WHAT IS BEING ASKED> Provide only the number of lines in the listing that contain the string "name".

SUPPLIED MATERIAL>
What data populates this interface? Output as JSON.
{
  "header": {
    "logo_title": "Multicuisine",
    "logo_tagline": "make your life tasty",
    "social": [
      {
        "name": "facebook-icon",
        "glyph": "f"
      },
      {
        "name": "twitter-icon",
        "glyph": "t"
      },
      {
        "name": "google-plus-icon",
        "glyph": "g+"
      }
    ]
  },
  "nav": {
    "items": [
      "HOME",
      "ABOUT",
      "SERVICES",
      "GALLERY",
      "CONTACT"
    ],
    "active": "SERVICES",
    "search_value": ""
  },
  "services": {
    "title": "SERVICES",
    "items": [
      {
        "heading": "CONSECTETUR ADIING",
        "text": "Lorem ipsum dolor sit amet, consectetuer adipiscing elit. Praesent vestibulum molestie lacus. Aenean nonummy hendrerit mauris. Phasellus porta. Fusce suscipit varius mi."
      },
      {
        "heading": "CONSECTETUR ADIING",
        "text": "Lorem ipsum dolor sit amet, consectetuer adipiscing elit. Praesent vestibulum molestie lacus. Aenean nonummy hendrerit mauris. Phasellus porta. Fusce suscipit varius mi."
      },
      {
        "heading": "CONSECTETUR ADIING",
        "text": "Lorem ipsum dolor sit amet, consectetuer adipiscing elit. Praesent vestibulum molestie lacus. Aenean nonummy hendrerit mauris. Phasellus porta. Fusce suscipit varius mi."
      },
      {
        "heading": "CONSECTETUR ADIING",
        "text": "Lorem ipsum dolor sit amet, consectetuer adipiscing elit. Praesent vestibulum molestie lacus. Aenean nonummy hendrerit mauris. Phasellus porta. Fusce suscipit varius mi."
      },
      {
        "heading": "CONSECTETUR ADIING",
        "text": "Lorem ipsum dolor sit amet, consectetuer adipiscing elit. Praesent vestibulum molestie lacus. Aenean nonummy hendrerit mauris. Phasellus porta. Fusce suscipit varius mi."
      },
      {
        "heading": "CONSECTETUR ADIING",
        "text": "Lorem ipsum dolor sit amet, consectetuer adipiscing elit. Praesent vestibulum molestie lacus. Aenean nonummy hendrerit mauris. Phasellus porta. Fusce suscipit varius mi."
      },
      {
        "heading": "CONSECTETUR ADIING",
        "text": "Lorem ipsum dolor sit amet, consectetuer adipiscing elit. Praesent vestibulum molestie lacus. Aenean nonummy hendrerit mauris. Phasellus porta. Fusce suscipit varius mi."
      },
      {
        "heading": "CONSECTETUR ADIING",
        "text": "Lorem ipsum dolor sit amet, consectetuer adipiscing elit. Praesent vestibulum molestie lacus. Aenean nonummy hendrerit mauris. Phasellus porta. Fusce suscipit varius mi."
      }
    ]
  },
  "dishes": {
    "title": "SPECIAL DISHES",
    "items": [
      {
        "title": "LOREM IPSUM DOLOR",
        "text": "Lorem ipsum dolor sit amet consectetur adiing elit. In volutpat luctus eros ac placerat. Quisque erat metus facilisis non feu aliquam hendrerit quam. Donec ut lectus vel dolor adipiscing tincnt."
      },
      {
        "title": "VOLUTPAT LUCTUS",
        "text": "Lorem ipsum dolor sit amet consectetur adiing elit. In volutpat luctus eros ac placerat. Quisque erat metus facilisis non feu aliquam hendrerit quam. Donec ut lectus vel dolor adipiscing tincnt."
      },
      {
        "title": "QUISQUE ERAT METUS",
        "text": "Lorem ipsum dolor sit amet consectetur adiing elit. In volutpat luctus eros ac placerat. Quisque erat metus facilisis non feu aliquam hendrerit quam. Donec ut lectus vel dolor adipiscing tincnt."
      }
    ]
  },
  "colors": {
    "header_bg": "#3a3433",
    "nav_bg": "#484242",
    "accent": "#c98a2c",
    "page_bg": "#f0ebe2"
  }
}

RESULT BELOW> 3